Stored dataset items
========================

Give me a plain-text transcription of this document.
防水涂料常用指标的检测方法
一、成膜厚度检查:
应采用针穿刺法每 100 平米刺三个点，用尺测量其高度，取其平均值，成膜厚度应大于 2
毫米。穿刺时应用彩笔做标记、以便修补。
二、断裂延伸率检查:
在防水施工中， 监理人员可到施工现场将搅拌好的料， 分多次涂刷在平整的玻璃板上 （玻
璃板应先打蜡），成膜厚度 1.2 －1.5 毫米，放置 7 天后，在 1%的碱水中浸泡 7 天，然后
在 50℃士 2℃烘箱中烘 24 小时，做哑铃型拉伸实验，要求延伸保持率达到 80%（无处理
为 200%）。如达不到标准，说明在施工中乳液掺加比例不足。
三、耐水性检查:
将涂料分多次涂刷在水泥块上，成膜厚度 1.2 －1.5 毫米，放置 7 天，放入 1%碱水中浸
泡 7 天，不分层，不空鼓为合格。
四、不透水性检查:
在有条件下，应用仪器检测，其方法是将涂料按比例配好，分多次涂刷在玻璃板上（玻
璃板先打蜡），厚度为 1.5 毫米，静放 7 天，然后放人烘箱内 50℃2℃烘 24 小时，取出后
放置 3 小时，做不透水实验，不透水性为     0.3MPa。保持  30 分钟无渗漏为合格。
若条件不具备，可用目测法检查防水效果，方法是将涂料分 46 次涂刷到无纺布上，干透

========================

Repeat every entry exactly as written above.

_Finished answer:_
Give me a plain-text transcription of this document.
防水涂料常用指标的检测方法
一、成膜厚度检查:
应采用针穿刺法每 100 平米刺三个点，用尺测量其高度，取其平均值，成膜厚度应大于 2
毫米。穿刺时应用彩笔做标记、以便修补。
二、断裂延伸率检查:
在防水施工中， 监理人员可到施工现场将搅拌好的料， 分多次涂刷在平整的玻璃板上 （玻
璃板应先打蜡），成膜厚度 1.2 －1.5 毫米，放置 7 天后，在 1%的碱水中浸泡 7 天，然后
在 50℃士 2℃烘箱中烘 24 小时，做哑铃型拉伸实验，要求延伸保持率达到 80%（无处理
为 200%）。如达不到标准，说明在施工中乳液掺加比例不足。
三、耐水性检查:
将涂料分多次涂刷在水泥块上，成膜厚度 1.2 －1.5 毫米，放置 7 天，放入 1%碱水中浸
泡 7 天，不分层，不空鼓为合格。
四、不透水性检查:
在有条件下，应用仪器检测，其方法是将涂料按比例配好，分多次涂刷在玻璃板上（玻
璃板先打蜡），厚度为 1.5 毫米，静放 7 天，然后放人烘箱内 50℃2℃烘 24 小时，取出后
放置 3 小时，做不透水实验，不透水性为     0.3MPa。保持  30 分钟无渗漏为合格。
若条件不具备，可用目测法检查防水效果，方法是将涂料分 46 次涂刷到无纺布上，干透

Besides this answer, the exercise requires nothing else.